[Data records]
▽
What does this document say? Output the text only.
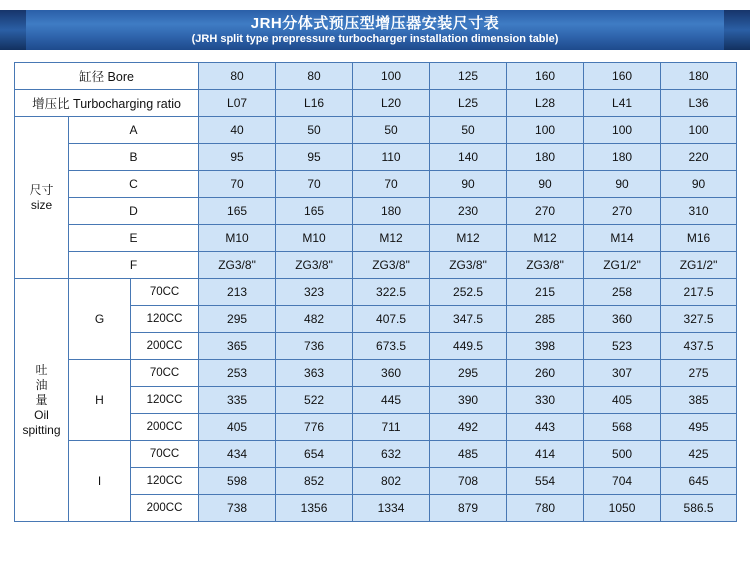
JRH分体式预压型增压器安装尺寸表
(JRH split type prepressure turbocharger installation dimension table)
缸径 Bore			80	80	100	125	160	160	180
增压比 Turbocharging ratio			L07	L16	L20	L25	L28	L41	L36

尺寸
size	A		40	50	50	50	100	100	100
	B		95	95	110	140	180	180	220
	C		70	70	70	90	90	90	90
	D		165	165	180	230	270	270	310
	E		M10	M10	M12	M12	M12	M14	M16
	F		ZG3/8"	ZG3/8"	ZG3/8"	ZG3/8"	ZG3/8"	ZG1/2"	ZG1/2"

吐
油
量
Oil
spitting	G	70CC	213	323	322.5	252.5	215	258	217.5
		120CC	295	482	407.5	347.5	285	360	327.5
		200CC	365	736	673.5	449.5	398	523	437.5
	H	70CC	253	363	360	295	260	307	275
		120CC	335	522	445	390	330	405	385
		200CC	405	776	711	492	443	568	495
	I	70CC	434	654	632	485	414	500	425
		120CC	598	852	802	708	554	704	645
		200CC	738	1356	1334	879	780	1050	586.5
△
▽
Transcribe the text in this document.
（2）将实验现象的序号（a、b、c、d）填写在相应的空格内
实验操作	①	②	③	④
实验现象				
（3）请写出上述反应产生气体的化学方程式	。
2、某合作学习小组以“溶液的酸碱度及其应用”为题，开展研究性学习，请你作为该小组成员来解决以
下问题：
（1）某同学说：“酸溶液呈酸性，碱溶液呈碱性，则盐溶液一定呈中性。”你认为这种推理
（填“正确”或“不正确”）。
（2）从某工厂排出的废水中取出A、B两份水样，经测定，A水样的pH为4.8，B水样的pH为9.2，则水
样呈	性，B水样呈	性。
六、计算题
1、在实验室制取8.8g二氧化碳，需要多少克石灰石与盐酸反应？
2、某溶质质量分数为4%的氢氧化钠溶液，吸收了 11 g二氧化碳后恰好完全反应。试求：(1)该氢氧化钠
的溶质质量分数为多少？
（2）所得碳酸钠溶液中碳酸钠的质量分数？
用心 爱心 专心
△
■ WRITTEN PROBLEM ■
All lines of the data above that include the word "text" must be shown.

■ RESULT OF THIS TASK ■
What does this document say? Output the text only.
Transcribe the text in this document.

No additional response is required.